#### [What needs to be done]
Reproduce the listing below in its entirety. Change nothing.

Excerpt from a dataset
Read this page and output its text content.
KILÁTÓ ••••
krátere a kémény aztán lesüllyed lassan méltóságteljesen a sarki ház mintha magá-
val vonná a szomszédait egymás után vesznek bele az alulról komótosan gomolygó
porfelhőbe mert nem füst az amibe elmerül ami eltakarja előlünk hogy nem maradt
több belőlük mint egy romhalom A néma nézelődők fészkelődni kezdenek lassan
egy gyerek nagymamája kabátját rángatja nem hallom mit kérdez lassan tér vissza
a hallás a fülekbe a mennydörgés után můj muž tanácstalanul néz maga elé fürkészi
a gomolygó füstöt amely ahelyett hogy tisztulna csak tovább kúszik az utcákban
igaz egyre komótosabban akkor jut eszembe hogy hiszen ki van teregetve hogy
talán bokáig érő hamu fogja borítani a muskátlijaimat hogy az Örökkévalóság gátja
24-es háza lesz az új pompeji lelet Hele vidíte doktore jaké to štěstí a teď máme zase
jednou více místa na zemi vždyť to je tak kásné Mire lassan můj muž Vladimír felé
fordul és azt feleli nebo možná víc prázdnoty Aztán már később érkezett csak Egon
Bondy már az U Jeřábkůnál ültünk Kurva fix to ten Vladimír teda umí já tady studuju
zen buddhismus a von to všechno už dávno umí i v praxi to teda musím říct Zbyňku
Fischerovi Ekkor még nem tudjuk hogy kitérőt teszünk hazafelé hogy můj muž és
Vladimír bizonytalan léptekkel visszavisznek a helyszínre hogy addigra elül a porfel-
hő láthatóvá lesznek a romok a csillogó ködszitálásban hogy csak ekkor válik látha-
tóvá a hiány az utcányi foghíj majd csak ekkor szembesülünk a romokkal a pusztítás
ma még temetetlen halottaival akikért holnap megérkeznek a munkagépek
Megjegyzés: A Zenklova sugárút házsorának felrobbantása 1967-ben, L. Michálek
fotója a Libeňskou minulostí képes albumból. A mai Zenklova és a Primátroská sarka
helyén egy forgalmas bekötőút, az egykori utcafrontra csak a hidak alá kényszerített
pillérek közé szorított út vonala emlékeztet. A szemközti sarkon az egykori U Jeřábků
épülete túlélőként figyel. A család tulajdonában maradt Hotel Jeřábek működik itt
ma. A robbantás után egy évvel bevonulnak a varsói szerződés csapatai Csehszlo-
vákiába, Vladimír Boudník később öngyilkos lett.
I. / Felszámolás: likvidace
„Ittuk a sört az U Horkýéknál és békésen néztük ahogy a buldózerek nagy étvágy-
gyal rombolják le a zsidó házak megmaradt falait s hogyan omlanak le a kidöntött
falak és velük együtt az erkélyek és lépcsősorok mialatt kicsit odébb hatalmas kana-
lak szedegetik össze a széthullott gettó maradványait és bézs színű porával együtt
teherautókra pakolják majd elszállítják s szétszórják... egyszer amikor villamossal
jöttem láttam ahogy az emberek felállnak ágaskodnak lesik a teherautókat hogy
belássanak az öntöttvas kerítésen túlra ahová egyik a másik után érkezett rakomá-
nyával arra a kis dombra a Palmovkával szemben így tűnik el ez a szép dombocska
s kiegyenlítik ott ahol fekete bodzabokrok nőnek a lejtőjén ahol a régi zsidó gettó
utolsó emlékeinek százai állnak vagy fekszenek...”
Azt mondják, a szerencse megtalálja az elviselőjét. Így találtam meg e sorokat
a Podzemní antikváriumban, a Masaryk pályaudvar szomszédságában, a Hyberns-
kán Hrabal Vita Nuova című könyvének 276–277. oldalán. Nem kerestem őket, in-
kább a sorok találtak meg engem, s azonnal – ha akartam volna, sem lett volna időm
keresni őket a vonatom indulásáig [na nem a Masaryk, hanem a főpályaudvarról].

#### [Output below]
Read this page and output its text content.
KILÁTÓ ••••
krátere a kémény aztán lesüllyed lassan méltóságteljesen a sarki ház mintha magá-
val vonná a szomszédait egymás után vesznek bele az alulról komótosan gomolygó
porfelhőbe mert nem füst az amibe elmerül ami eltakarja előlünk hogy nem maradt
több belőlük mint egy romhalom A néma nézelődők fészkelődni kezdenek lassan
egy gyerek nagymamája kabátját rángatja nem hallom mit kérdez lassan tér vissza
a hallás a fülekbe a mennydörgés után můj muž tanácstalanul néz maga elé fürkészi
a gomolygó füstöt amely ahelyett hogy tisztulna csak tovább kúszik az utcákban
igaz egyre komótosabban akkor jut eszembe hogy hiszen ki van teregetve hogy
talán bokáig érő hamu fogja borítani a muskátlijaimat hogy az Örökkévalóság gátja
24-es háza lesz az új pompeji lelet Hele vidíte doktore jaké to štěstí a teď máme zase
jednou více místa na zemi vždyť to je tak kásné Mire lassan můj muž Vladimír felé
fordul és azt feleli nebo možná víc prázdnoty Aztán már később érkezett csak Egon
Bondy már az U Jeřábkůnál ültünk Kurva fix to ten Vladimír teda umí já tady studuju
zen buddhismus a von to všechno už dávno umí i v praxi to teda musím říct Zbyňku
Fischerovi Ekkor még nem tudjuk hogy kitérőt teszünk hazafelé hogy můj muž és
Vladimír bizonytalan léptekkel visszavisznek a helyszínre hogy addigra elül a porfel-
hő láthatóvá lesznek a romok a csillogó ködszitálásban hogy csak ekkor válik látha-
tóvá a hiány az utcányi foghíj majd csak ekkor szembesülünk a romokkal a pusztítás
ma még temetetlen halottaival akikért holnap megérkeznek a munkagépek
Megjegyzés: A Zenklova sugárút házsorának felrobbantása 1967-ben, L. Michálek
fotója a Libeňskou minulostí képes albumból. A mai Zenklova és a Primátroská sarka
helyén egy forgalmas bekötőút, az egykori utcafrontra csak a hidak alá kényszerített
pillérek közé szorított út vonala emlékeztet. A szemközti sarkon az egykori U Jeřábků
épülete túlélőként figyel. A család tulajdonában maradt Hotel Jeřábek működik itt
ma. A robbantás után egy évvel bevonulnak a varsói szerződés csapatai Csehszlo-
vákiába, Vladimír Boudník később öngyilkos lett.
I. / Felszámolás: likvidace
„Ittuk a sört az U Horkýéknál és békésen néztük ahogy a buldózerek nagy étvágy-
gyal rombolják le a zsidó házak megmaradt falait s hogyan omlanak le a kidöntött
falak és velük együtt az erkélyek és lépcsősorok mialatt kicsit odébb hatalmas kana-
lak szedegetik össze a széthullott gettó maradványait és bézs színű porával együtt
teherautókra pakolják majd elszállítják s szétszórják... egyszer amikor villamossal
jöttem láttam ahogy az emberek felállnak ágaskodnak lesik a teherautókat hogy
belássanak az öntöttvas kerítésen túlra ahová egyik a másik után érkezett rakomá-
nyával arra a kis dombra a Palmovkával szemben így tűnik el ez a szép dombocska
s kiegyenlítik ott ahol fekete bodzabokrok nőnek a lejtőjén ahol a régi zsidó gettó
utolsó emlékeinek százai állnak vagy fekszenek...”
Azt mondják, a szerencse megtalálja az elviselőjét. Így találtam meg e sorokat
a Podzemní antikváriumban, a Masaryk pályaudvar szomszédságában, a Hyberns-
kán Hrabal Vita Nuova című könyvének 276–277. oldalán. Nem kerestem őket, in-
kább a sorok találtak meg engem, s azonnal – ha akartam volna, sem lett volna időm
keresni őket a vonatom indulásáig [na nem a Masaryk, hanem a főpályaudvarról].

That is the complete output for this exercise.